▶ [WHAT THIS TASK INVOLVES]
Spot each line that carries the word "NEWLY"; copy those lines.

▶ [INPUT FOR THIS TASK]

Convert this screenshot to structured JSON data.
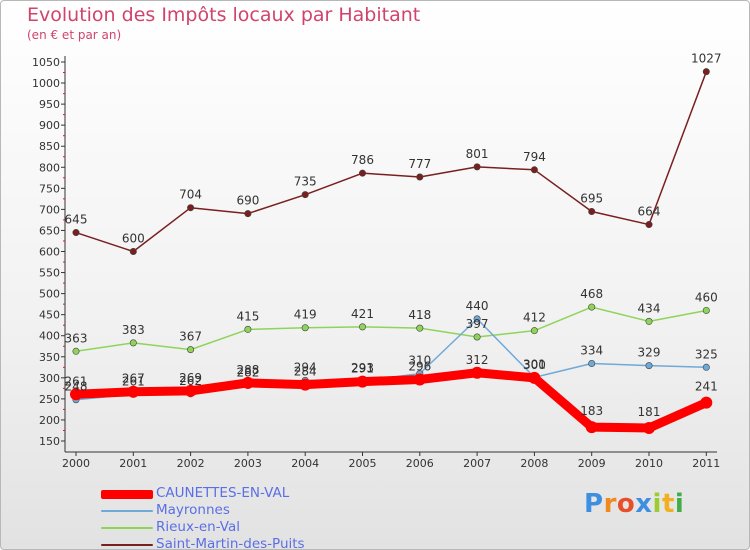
{
  "header": {
    "title": "Evolution des Impôts locaux par Habitant",
    "subtitle": "(en € et par an)"
  },
  "logo": {
    "letters": [
      "P",
      "r",
      "o",
      "x",
      "i",
      "t",
      "i"
    ],
    "colors": [
      "#3f8fe0",
      "#f08a20",
      "#e84e2a",
      "#3f8fe0",
      "#9acd32",
      "#f0b020",
      "#3fae49"
    ]
  },
  "chart_data": {
    "type": "line",
    "title": "Evolution des Impôts locaux par Habitant",
    "subtitle": "(en € et par an)",
    "xlabel": "",
    "ylabel": "",
    "ylim": [
      150,
      1050
    ],
    "ystep": 50,
    "grid": false,
    "legend_position": "bottom-left",
    "categories": [
      "2000",
      "2001",
      "2002",
      "2003",
      "2004",
      "2005",
      "2006",
      "2007",
      "2008",
      "2009",
      "2010",
      "2011"
    ],
    "series": [
      {
        "name": "Saint-Martin-des-Puits",
        "color": "#7a1f1f",
        "values": [
          645,
          600,
          704,
          690,
          735,
          786,
          777,
          801,
          794,
          695,
          664,
          1027
        ],
        "labels": [
          "645",
          "600",
          "704",
          "690",
          "735",
          "786",
          "777",
          "801",
          "794",
          "695",
          "664",
          "1027"
        ]
      },
      {
        "name": "Rieux-en-Val",
        "color": "#8fd45a",
        "values": [
          363,
          383,
          367,
          415,
          419,
          421,
          418,
          397,
          412,
          468,
          434,
          460
        ],
        "labels": [
          "363",
          "383",
          "367",
          "415",
          "419",
          "421",
          "418",
          "397",
          "412",
          "468",
          "434",
          "460"
        ]
      },
      {
        "name": "Mayronnes",
        "color": "#6fa9d8",
        "values": [
          248,
          261,
          262,
          282,
          294,
          293,
          310,
          440,
          301,
          334,
          329,
          325
        ],
        "labels": [
          "248",
          "261",
          "262",
          "282",
          "294",
          "293",
          "310",
          "440",
          "301",
          "334",
          "329",
          "325"
        ]
      },
      {
        "name": "CAUNETTES-EN-VAL",
        "color": "#ff0000",
        "values": [
          261,
          267,
          269,
          288,
          284,
          291,
          296,
          312,
          300,
          183,
          181,
          241
        ],
        "labels": [
          "261",
          "267",
          "269",
          "288",
          "284",
          "291",
          "296",
          "312",
          "300",
          "183",
          "181",
          "241"
        ]
      }
    ],
    "legend_order": [
      "CAUNETTES-EN-VAL",
      "Mayronnes",
      "Rieux-en-Val",
      "Saint-Martin-des-Puits"
    ]
  }
}
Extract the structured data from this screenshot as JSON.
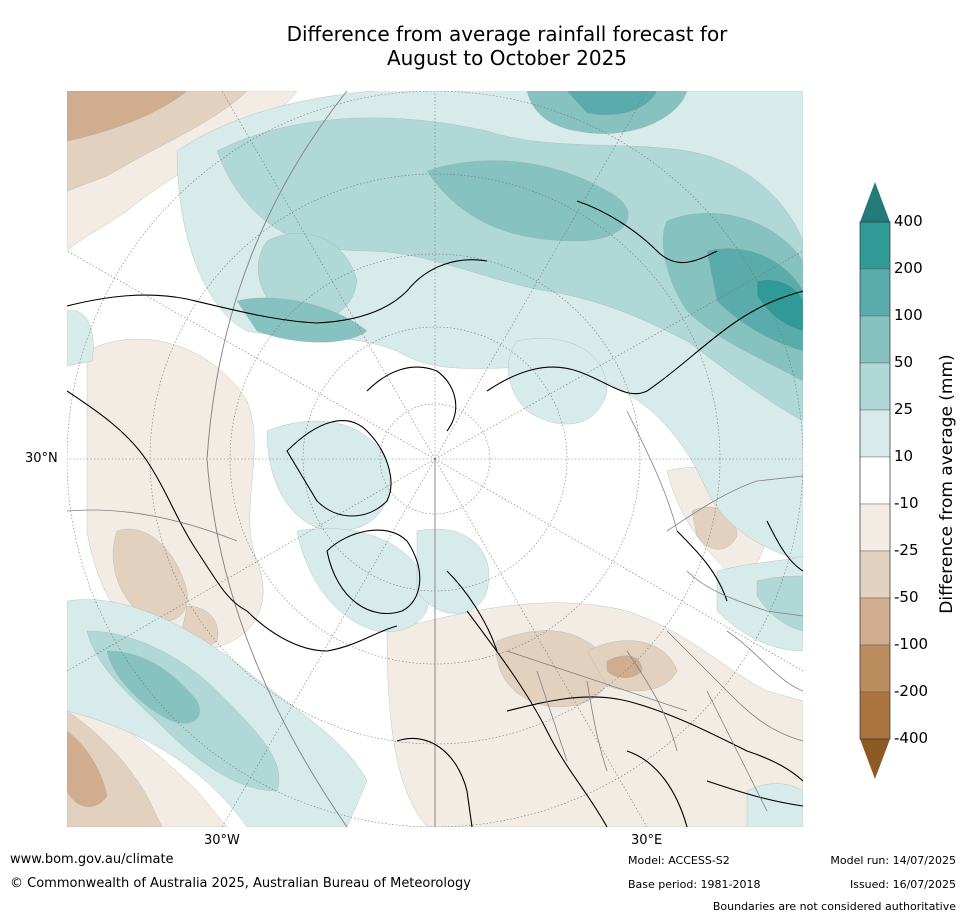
{
  "title_line1": "Difference from average rainfall forecast for",
  "title_line2": "August to October 2025",
  "map": {
    "projection": "north-polar-stereographic",
    "lat_label": "30°N",
    "lon_labels": [
      "30°W",
      "30°E"
    ],
    "colors": {
      "wet_400": "#237a78",
      "wet_200": "#2f9a96",
      "wet_100": "#59acab",
      "wet_50": "#86c2c0",
      "wet_25": "#b0d8d7",
      "wet_10": "#d7ebea",
      "neutral": "#ffffff",
      "dry_10": "#f2ece5",
      "dry_25": "#e3d1c0",
      "dry_50": "#cfad8e",
      "dry_100": "#bb8c5e",
      "dry_200": "#ab7340",
      "dry_400": "#8e5a23",
      "coastline": "#000000",
      "borders": "#808080"
    }
  },
  "colorbar": {
    "title": "Difference from average (mm)",
    "labels": [
      "400",
      "200",
      "100",
      "50",
      "25",
      "10",
      "-10",
      "-25",
      "-50",
      "-100",
      "-200",
      "-400"
    ]
  },
  "footer": {
    "url": "www.bom.gov.au/climate",
    "copyright": "© Commonwealth of Australia 2025, Australian Bureau of Meteorology",
    "model": "Model: ACCESS-S2",
    "base_period": "Base period: 1981-2018",
    "model_run": "Model run: 14/07/2025",
    "issued": "Issued: 16/07/2025",
    "disclaimer": "Boundaries are not considered authoritative"
  }
}
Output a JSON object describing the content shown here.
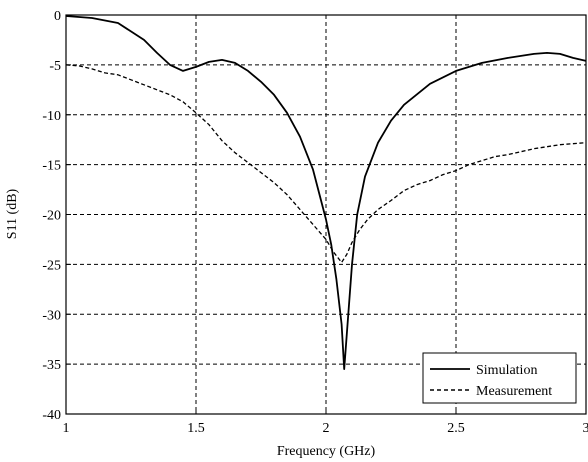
{
  "chart_data": {
    "type": "line",
    "title": "",
    "xlabel": "Frequency (GHz)",
    "ylabel": "S11 (dB)",
    "xlim": [
      1,
      3
    ],
    "ylim": [
      -40,
      0
    ],
    "xticks": [
      "1",
      "1.5",
      "2",
      "2.5",
      "3"
    ],
    "yticks": [
      "0",
      "-5",
      "-10",
      "-15",
      "-20",
      "-25",
      "-30",
      "-35",
      "-40"
    ],
    "grid": "dashed",
    "legend_position": "bottom-right",
    "series": [
      {
        "name": "Simulation",
        "style": "solid",
        "x": [
          1.0,
          1.1,
          1.2,
          1.3,
          1.35,
          1.4,
          1.45,
          1.5,
          1.55,
          1.6,
          1.65,
          1.7,
          1.75,
          1.8,
          1.85,
          1.9,
          1.95,
          2.0,
          2.02,
          2.04,
          2.06,
          2.07,
          2.08,
          2.1,
          2.12,
          2.15,
          2.2,
          2.25,
          2.3,
          2.4,
          2.5,
          2.6,
          2.7,
          2.8,
          2.85,
          2.9,
          2.95,
          3.0
        ],
        "values": [
          -0.1,
          -0.3,
          -0.8,
          -2.5,
          -3.8,
          -5.0,
          -5.6,
          -5.2,
          -4.7,
          -4.5,
          -4.8,
          -5.6,
          -6.7,
          -8.0,
          -9.8,
          -12.2,
          -15.5,
          -20.5,
          -23.0,
          -26.5,
          -31.0,
          -35.5,
          -32.0,
          -25.0,
          -20.0,
          -16.2,
          -12.8,
          -10.6,
          -9.0,
          -6.9,
          -5.6,
          -4.8,
          -4.3,
          -3.9,
          -3.8,
          -3.9,
          -4.3,
          -4.6
        ]
      },
      {
        "name": "Measurement",
        "style": "dashed",
        "x": [
          1.0,
          1.05,
          1.1,
          1.15,
          1.2,
          1.25,
          1.3,
          1.35,
          1.4,
          1.45,
          1.5,
          1.55,
          1.6,
          1.65,
          1.7,
          1.75,
          1.8,
          1.85,
          1.9,
          1.95,
          2.0,
          2.03,
          2.06,
          2.08,
          2.1,
          2.13,
          2.16,
          2.2,
          2.25,
          2.3,
          2.35,
          2.4,
          2.45,
          2.5,
          2.55,
          2.6,
          2.65,
          2.7,
          2.75,
          2.8,
          2.85,
          2.9,
          2.95,
          3.0
        ],
        "values": [
          -5.0,
          -5.1,
          -5.4,
          -5.8,
          -6.0,
          -6.5,
          -7.0,
          -7.5,
          -8.0,
          -8.7,
          -9.8,
          -11.0,
          -12.6,
          -13.8,
          -14.8,
          -15.8,
          -16.8,
          -18.0,
          -19.5,
          -21.0,
          -22.5,
          -23.8,
          -24.8,
          -24.0,
          -22.8,
          -21.5,
          -20.5,
          -19.5,
          -18.6,
          -17.6,
          -17.0,
          -16.6,
          -16.0,
          -15.6,
          -15.0,
          -14.6,
          -14.2,
          -14.0,
          -13.7,
          -13.4,
          -13.2,
          -13.0,
          -12.9,
          -12.8
        ]
      }
    ]
  }
}
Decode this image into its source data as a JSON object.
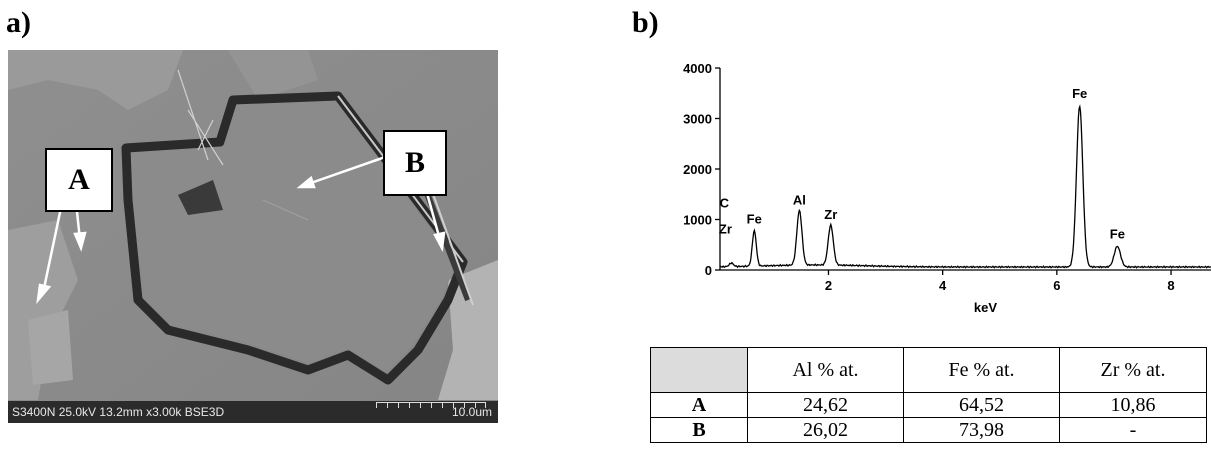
{
  "panels": {
    "a_label": "a)",
    "b_label": "b)"
  },
  "micrograph": {
    "caption": "S3400N 25.0kV 13.2mm x3.00k BSE3D",
    "scale_bar": "10.0um",
    "callouts": {
      "a": "A",
      "b": "B"
    }
  },
  "chart_data": {
    "type": "line",
    "xlabel": "keV",
    "ylabel": "",
    "xlim": [
      0.1,
      8.7
    ],
    "ylim": [
      0,
      4000
    ],
    "x_ticks": [
      2,
      4,
      6,
      8
    ],
    "y_ticks": [
      0,
      1000,
      2000,
      3000,
      4000
    ],
    "peaks": [
      {
        "label": "C",
        "x": 0.28,
        "y": 250
      },
      {
        "label": "Zr",
        "x": 0.3,
        "y": 130
      },
      {
        "label": "Fe",
        "x": 0.7,
        "y": 760
      },
      {
        "label": "Al",
        "x": 1.49,
        "y": 1140
      },
      {
        "label": "Zr",
        "x": 2.04,
        "y": 850
      },
      {
        "label": "Fe",
        "x": 6.4,
        "y": 3250
      },
      {
        "label": "Fe",
        "x": 7.06,
        "y": 470
      }
    ],
    "grid": false
  },
  "table": {
    "headers": [
      "",
      "Al % at.",
      "Fe % at.",
      "Zr % at."
    ],
    "rows": [
      {
        "label": "A",
        "values": [
          "24,62",
          "64,52",
          "10,86"
        ]
      },
      {
        "label": "B",
        "values": [
          "26,02",
          "73,98",
          "-"
        ]
      }
    ]
  }
}
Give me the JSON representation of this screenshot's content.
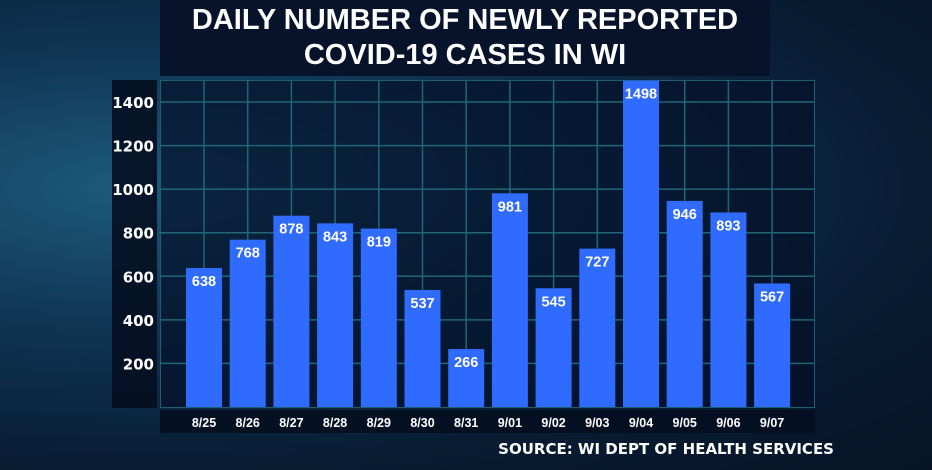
{
  "chart_data": {
    "type": "bar",
    "title": "DAILY NUMBER OF NEWLY REPORTED COVID-19 CASES IN WI",
    "title_lines": [
      "DAILY NUMBER OF NEWLY REPORTED",
      "COVID-19 CASES IN WI"
    ],
    "categories": [
      "8/25",
      "8/26",
      "8/27",
      "8/28",
      "8/29",
      "8/30",
      "8/31",
      "9/01",
      "9/02",
      "9/03",
      "9/04",
      "9/05",
      "9/06",
      "9/07"
    ],
    "values": [
      638,
      768,
      878,
      843,
      819,
      537,
      266,
      981,
      545,
      727,
      1498,
      946,
      893,
      567
    ],
    "yticks": [
      200,
      400,
      600,
      800,
      1000,
      1200,
      1400
    ],
    "ylim": [
      0,
      1500
    ],
    "grid": true,
    "bar_color": "#2f6bff",
    "data_labels": true,
    "source": "SOURCE: WI DEPT OF HEALTH SERVICES"
  }
}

▶ [FINAL RESULT]
    "title": "DAILY NUMBER OF NEWLY REPORTED COVID-19 CASES IN WI",
      "DAILY NUMBER OF NEWLY REPORTED",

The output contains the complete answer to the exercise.